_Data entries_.

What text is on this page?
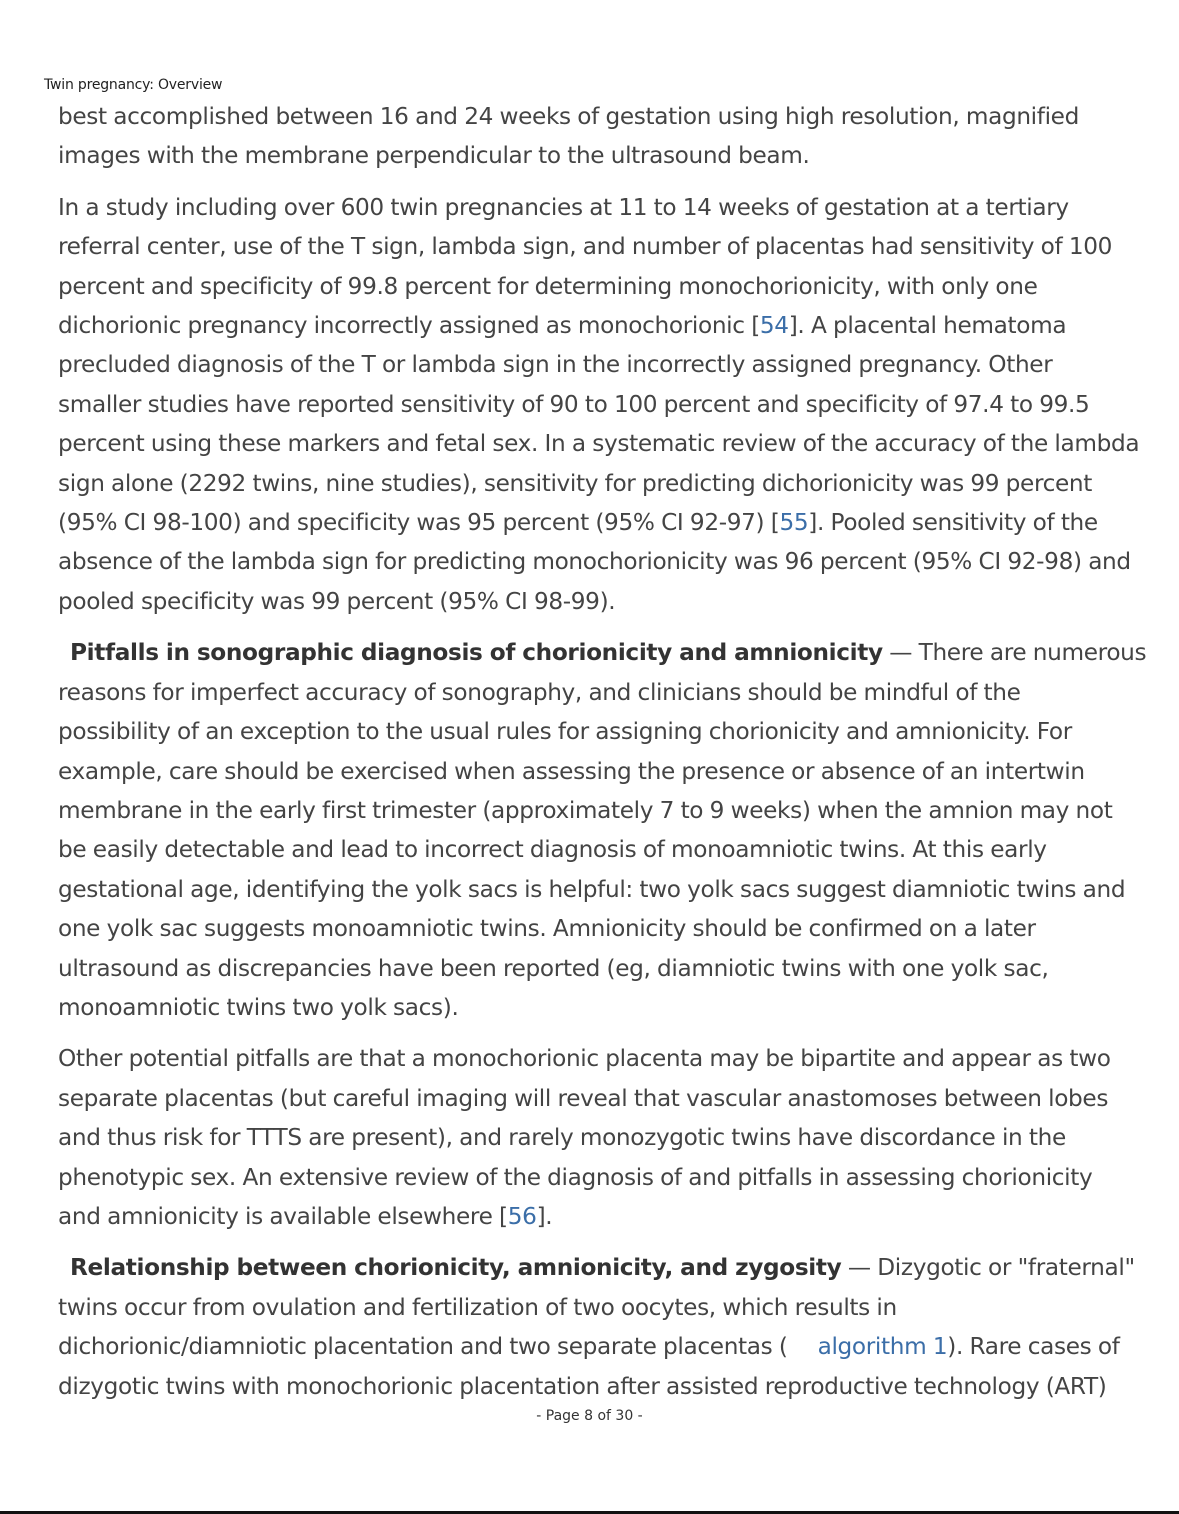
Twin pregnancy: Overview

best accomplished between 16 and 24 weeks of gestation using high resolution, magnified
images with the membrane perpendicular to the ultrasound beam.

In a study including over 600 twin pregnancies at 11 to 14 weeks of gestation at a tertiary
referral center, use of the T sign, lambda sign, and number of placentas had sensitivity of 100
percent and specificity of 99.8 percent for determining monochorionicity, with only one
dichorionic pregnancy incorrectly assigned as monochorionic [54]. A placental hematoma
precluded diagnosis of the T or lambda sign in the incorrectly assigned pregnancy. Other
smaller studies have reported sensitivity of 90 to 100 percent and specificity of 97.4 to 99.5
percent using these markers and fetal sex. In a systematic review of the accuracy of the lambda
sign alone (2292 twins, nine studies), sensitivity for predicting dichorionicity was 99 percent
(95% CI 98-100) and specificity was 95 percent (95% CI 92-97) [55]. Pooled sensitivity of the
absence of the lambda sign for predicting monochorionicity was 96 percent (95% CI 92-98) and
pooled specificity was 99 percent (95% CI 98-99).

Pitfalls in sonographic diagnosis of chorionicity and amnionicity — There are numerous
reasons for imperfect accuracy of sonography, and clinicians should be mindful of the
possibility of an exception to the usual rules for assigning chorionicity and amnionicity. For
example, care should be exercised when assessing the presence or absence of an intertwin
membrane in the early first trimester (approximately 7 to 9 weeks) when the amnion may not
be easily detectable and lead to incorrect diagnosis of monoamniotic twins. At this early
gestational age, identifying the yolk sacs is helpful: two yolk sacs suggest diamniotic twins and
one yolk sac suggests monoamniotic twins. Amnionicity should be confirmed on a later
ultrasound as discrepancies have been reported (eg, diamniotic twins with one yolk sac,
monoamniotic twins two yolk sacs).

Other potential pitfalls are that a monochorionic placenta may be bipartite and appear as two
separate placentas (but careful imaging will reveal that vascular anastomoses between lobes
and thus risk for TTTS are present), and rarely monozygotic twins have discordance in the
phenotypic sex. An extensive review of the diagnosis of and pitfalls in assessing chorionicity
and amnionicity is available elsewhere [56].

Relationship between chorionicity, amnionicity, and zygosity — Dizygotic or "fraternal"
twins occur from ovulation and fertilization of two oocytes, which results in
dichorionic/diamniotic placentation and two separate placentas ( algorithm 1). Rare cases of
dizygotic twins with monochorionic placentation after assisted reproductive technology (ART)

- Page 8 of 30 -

* * *

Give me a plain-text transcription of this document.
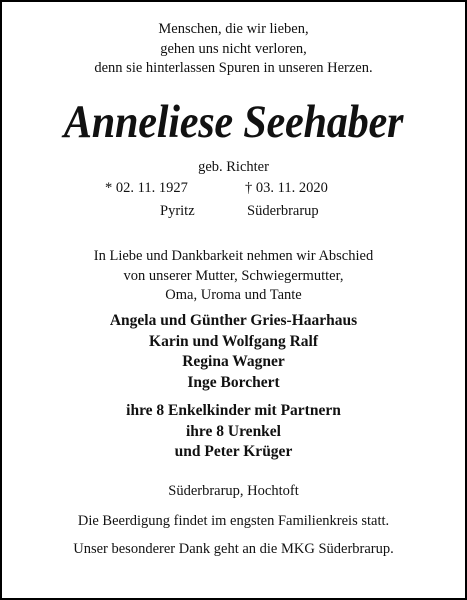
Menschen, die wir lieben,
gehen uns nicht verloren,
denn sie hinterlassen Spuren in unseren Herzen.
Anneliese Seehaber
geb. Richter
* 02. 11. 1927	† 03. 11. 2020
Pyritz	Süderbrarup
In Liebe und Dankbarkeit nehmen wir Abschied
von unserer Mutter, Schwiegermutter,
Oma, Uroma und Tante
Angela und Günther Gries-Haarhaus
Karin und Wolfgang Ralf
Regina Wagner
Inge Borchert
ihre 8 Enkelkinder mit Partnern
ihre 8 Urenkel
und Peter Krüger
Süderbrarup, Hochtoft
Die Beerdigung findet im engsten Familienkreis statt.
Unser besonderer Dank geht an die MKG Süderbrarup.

_Objective_.
Find the word "have" in the data and show each line that holds it.

_Exercise result_.
smaller studies have reported sensitivity of 90 to 100 percent and specificity of 97.4 to 99.5
ultrasound as discrepancies have been reported (eg, diamniotic twins with one yolk sac,
and thus risk for TTTS are present), and rarely monozygotic twins have discordance in the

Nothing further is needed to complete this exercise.